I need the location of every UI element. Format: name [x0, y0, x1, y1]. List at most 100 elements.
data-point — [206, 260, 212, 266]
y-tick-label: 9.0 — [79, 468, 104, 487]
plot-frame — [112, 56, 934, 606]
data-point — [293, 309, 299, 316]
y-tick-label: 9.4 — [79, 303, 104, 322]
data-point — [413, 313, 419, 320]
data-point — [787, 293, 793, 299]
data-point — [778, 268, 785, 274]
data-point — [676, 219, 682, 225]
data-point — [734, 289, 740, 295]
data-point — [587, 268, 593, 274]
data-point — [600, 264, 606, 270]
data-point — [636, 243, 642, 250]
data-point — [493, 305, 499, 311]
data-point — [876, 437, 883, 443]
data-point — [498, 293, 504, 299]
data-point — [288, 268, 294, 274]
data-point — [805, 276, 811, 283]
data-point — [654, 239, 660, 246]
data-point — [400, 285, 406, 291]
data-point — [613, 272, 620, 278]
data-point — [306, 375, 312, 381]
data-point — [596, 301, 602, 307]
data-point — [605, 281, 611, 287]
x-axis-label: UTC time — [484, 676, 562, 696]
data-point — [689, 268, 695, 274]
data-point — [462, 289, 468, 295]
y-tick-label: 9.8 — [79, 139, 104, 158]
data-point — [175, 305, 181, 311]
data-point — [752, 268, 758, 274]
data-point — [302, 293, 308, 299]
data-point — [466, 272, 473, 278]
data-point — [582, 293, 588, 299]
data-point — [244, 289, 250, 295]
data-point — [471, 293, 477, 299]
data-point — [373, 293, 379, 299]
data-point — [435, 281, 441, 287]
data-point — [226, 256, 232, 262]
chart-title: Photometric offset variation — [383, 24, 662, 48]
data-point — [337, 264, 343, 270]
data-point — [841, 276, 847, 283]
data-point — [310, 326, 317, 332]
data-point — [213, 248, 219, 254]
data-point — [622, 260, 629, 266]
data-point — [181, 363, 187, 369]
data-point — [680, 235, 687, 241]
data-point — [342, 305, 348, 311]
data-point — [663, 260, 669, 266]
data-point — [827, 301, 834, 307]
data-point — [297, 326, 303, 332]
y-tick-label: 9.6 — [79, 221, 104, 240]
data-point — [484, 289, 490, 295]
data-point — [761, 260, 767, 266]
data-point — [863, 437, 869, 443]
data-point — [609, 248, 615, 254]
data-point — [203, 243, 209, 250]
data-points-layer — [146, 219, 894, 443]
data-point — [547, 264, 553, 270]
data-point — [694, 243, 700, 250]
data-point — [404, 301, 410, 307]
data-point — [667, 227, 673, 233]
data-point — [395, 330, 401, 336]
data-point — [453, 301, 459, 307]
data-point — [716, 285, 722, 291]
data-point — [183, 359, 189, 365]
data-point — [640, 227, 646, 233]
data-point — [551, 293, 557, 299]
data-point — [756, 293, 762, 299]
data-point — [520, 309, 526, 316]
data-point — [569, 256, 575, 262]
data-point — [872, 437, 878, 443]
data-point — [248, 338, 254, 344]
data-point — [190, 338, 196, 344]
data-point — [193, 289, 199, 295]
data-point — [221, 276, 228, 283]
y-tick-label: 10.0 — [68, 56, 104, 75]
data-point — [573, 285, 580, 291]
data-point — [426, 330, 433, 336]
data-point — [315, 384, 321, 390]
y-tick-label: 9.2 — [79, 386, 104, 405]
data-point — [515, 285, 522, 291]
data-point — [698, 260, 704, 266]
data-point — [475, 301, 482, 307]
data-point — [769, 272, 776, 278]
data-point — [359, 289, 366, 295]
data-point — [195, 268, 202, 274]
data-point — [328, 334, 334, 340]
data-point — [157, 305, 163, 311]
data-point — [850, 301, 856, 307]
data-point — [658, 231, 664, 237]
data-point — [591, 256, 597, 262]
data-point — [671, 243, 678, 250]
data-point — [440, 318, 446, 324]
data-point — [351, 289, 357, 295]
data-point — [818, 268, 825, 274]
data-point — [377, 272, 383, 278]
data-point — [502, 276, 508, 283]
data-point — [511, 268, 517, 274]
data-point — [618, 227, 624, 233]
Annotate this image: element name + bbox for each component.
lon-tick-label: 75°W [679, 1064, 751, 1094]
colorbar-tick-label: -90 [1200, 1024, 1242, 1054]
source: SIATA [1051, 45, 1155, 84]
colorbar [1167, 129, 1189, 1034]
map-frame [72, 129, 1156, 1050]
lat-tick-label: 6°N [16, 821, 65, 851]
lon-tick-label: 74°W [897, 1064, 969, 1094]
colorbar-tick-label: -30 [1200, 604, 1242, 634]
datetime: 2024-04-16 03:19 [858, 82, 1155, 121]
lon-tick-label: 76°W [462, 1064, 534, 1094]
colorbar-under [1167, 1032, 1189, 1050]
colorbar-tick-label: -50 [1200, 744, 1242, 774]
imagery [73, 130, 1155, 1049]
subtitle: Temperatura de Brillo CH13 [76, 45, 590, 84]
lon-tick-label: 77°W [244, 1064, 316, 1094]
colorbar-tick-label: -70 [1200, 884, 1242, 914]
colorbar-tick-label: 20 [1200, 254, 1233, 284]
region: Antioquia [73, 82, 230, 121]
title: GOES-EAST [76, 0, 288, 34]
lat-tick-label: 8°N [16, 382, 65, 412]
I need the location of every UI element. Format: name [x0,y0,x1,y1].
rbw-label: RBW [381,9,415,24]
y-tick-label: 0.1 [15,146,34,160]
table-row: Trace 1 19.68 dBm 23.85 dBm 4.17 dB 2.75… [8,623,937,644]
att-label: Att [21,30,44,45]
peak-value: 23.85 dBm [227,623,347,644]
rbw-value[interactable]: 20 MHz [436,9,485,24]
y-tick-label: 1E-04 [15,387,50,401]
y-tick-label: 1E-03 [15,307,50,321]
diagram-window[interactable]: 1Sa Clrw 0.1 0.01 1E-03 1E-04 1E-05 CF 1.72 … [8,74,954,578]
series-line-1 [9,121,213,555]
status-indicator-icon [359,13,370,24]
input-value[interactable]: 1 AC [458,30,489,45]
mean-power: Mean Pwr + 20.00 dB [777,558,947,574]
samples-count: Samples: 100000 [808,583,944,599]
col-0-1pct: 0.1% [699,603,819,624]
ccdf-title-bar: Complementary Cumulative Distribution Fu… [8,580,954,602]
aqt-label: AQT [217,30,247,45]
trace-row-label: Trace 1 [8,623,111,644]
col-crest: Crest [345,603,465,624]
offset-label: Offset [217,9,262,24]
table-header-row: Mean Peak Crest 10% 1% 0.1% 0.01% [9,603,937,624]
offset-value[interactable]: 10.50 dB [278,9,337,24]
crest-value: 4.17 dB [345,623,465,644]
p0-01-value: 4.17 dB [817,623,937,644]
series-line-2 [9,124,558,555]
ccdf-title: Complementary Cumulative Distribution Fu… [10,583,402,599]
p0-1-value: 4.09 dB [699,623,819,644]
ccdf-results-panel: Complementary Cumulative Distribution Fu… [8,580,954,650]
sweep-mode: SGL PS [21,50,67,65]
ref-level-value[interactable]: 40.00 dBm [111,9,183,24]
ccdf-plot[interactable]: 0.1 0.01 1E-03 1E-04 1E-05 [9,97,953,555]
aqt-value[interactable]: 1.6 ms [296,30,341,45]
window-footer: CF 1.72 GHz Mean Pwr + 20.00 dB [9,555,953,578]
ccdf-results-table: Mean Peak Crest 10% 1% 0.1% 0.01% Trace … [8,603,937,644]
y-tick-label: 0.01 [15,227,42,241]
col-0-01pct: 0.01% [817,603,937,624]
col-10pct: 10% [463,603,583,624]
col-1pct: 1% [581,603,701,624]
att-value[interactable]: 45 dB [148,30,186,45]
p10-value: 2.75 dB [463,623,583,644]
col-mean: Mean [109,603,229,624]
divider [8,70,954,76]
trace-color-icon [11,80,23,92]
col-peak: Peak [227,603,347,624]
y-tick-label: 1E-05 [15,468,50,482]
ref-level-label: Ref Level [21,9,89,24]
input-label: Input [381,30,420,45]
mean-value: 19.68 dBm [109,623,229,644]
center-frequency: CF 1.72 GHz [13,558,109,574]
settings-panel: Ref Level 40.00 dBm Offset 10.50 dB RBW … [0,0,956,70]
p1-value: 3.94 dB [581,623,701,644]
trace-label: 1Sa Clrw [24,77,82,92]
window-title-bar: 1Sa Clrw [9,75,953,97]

## Goal
Set down, without any change, the entries from the start of the records through the line containing "data-point — [413, 313, 419, 320]".

## Response
I need the location of every UI element. Format: name [x0, y0, x1, y1]. List at most 100 elements.
data-point — [206, 260, 212, 266]
y-tick-label: 9.0 — [79, 468, 104, 487]
plot-frame — [112, 56, 934, 606]
data-point — [293, 309, 299, 316]
y-tick-label: 9.4 — [79, 303, 104, 322]
data-point — [413, 313, 419, 320]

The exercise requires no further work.